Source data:
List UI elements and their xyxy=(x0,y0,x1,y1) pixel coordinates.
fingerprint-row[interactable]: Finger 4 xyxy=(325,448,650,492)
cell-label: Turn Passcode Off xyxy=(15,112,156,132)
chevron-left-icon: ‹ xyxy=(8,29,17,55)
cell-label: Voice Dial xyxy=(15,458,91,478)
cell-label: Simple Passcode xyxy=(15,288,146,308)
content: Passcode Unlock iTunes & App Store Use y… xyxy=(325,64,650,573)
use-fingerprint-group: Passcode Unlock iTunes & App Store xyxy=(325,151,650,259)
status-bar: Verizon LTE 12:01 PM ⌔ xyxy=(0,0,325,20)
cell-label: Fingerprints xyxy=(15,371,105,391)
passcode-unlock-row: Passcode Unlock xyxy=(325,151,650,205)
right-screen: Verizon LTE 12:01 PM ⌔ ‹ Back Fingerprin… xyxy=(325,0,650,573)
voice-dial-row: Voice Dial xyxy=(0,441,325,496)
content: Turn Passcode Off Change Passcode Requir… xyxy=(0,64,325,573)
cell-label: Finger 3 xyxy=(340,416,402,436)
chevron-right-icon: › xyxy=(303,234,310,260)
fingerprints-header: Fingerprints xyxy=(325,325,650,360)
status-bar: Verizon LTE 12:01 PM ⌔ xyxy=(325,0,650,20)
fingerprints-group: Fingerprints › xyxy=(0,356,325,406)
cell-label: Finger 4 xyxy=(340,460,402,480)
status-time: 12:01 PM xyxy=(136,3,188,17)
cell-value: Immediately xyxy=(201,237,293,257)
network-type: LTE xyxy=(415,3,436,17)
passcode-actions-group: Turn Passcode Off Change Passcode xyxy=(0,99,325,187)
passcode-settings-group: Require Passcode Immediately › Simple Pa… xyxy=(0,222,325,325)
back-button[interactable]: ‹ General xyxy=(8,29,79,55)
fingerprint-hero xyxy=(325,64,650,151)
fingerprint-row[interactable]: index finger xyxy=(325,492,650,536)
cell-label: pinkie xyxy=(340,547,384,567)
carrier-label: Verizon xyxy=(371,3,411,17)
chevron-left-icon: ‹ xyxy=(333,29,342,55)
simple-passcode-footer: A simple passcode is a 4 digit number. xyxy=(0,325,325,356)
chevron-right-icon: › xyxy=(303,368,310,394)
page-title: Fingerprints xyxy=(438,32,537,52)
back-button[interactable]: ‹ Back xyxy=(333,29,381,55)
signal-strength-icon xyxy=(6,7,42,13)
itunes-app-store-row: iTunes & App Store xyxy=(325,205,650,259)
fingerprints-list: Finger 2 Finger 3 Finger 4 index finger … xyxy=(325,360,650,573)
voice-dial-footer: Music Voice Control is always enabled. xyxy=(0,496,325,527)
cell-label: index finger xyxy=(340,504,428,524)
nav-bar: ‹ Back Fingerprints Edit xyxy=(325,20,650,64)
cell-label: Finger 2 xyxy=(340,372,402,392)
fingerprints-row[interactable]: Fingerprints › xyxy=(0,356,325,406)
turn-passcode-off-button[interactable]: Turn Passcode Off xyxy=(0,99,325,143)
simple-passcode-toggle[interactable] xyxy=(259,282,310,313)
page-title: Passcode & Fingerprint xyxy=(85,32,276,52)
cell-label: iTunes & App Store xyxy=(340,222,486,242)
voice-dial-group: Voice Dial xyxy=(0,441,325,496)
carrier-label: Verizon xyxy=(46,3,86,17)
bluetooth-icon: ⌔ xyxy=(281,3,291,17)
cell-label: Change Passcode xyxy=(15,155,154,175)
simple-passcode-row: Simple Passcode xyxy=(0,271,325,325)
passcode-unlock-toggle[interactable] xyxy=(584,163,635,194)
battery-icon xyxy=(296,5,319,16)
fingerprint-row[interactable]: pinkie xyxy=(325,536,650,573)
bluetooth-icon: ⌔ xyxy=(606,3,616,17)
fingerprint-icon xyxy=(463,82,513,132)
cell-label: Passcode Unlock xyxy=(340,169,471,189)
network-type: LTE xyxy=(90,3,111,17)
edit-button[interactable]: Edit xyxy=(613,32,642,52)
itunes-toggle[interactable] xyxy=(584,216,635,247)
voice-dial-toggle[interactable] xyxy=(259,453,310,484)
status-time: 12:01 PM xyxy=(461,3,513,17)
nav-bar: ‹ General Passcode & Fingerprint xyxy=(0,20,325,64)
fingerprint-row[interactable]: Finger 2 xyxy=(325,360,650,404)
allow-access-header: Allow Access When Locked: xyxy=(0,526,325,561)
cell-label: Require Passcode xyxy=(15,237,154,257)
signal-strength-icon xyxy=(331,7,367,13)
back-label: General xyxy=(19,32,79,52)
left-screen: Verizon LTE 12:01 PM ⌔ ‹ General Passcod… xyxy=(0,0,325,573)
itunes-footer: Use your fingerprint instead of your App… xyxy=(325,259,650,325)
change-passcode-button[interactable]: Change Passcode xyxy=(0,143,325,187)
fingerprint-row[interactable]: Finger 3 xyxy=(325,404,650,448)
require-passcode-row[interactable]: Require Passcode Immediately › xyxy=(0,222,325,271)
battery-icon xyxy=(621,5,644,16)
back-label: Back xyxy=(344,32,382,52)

--

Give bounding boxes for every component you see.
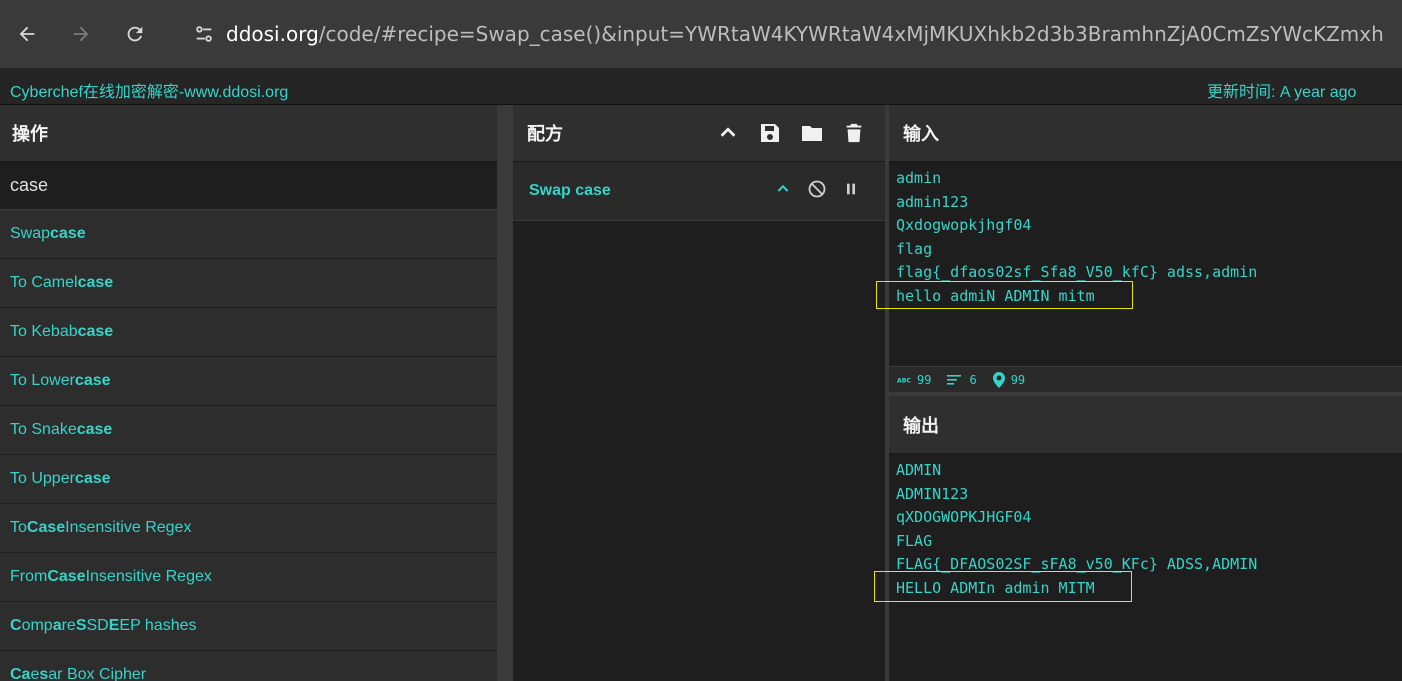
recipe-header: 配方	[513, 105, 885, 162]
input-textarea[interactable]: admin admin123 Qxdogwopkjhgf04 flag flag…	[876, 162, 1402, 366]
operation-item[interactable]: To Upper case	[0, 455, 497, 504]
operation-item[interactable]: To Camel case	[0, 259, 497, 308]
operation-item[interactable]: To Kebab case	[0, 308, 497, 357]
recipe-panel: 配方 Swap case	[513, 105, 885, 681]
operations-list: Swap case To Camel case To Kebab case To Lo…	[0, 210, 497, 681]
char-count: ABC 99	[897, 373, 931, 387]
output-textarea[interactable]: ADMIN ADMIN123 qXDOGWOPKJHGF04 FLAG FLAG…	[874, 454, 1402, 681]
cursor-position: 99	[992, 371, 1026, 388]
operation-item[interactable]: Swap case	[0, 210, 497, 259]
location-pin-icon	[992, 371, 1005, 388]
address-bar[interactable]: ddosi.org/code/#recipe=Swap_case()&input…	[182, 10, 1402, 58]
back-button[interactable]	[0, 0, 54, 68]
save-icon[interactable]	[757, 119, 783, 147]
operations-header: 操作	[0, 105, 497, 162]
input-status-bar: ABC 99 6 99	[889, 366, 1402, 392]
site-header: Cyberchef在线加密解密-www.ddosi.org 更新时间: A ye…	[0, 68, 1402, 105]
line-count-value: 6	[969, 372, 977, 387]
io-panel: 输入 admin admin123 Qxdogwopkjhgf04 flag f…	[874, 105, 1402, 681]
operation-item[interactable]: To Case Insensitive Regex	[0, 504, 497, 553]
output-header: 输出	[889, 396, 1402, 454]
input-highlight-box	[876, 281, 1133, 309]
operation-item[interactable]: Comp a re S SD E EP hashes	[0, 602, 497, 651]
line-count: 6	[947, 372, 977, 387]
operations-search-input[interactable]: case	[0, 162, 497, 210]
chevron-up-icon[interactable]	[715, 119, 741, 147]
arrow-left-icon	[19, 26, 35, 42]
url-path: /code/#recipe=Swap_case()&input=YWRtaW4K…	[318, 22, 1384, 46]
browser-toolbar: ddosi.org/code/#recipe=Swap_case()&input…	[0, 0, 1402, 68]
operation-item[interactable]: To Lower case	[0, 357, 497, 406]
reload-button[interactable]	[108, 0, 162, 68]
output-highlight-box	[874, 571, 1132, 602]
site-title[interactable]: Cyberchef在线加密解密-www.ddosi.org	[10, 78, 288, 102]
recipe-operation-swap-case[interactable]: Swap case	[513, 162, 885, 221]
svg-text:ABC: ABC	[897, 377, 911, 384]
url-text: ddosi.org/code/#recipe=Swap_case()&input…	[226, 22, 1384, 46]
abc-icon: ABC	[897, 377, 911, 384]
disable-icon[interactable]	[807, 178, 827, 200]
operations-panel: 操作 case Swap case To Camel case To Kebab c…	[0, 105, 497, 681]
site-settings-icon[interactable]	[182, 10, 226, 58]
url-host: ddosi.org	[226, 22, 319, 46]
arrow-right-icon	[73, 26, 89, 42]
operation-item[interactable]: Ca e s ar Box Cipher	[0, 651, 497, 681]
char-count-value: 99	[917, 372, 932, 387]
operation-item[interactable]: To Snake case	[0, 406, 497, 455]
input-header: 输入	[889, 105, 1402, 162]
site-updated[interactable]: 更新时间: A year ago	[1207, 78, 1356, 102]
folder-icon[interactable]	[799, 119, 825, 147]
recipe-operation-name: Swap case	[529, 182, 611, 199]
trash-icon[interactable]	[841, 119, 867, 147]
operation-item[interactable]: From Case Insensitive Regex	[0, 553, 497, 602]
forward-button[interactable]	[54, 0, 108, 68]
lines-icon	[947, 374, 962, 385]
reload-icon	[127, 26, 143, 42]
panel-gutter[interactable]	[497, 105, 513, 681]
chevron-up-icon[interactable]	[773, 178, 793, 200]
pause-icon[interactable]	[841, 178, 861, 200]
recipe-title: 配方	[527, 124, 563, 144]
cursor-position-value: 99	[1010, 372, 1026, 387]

◆ **EXERCISE OBJECTIVE**
Output the lines from the line with "List UI elements" up to and including the line with "page-title: Fingerprints xyxy=(438,32,537,52)", repeating them exactly.

◆ **EXERCISE RESPONSE**
List UI elements and their xyxy=(x0,y0,x1,y1) pixel coordinates.
fingerprint-row[interactable]: Finger 4 xyxy=(325,448,650,492)
cell-label: Turn Passcode Off xyxy=(15,112,156,132)
chevron-left-icon: ‹ xyxy=(8,29,17,55)
cell-label: Voice Dial xyxy=(15,458,91,478)
cell-label: Simple Passcode xyxy=(15,288,146,308)
content: Passcode Unlock iTunes & App Store Use y… xyxy=(325,64,650,573)
use-fingerprint-group: Passcode Unlock iTunes & App Store xyxy=(325,151,650,259)
status-bar: Verizon LTE 12:01 PM ⌔ xyxy=(0,0,325,20)
cell-label: Fingerprints xyxy=(15,371,105,391)
passcode-unlock-row: Passcode Unlock xyxy=(325,151,650,205)
right-screen: Verizon LTE 12:01 PM ⌔ ‹ Back Fingerprin… xyxy=(325,0,650,573)
voice-dial-row: Voice Dial xyxy=(0,441,325,496)
content: Turn Passcode Off Change Passcode Requir… xyxy=(0,64,325,573)
cell-label: Finger 3 xyxy=(340,416,402,436)
chevron-right-icon: › xyxy=(303,234,310,260)
fingerprints-header: Fingerprints xyxy=(325,325,650,360)
status-bar: Verizon LTE 12:01 PM ⌔ xyxy=(325,0,650,20)
fingerprints-group: Fingerprints › xyxy=(0,356,325,406)
cell-label: Finger 4 xyxy=(340,460,402,480)
status-time: 12:01 PM xyxy=(136,3,188,17)
cell-value: Immediately xyxy=(201,237,293,257)
network-type: LTE xyxy=(415,3,436,17)
passcode-actions-group: Turn Passcode Off Change Passcode xyxy=(0,99,325,187)
passcode-settings-group: Require Passcode Immediately › Simple Pa… xyxy=(0,222,325,325)
back-button[interactable]: ‹ General xyxy=(8,29,79,55)
fingerprint-hero xyxy=(325,64,650,151)
fingerprint-row[interactable]: index finger xyxy=(325,492,650,536)
cell-label: pinkie xyxy=(340,547,384,567)
carrier-label: Verizon xyxy=(371,3,411,17)
chevron-left-icon: ‹ xyxy=(333,29,342,55)
simple-passcode-footer: A simple passcode is a 4 digit number. xyxy=(0,325,325,356)
chevron-right-icon: › xyxy=(303,368,310,394)
page-title: Fingerprints xyxy=(438,32,537,52)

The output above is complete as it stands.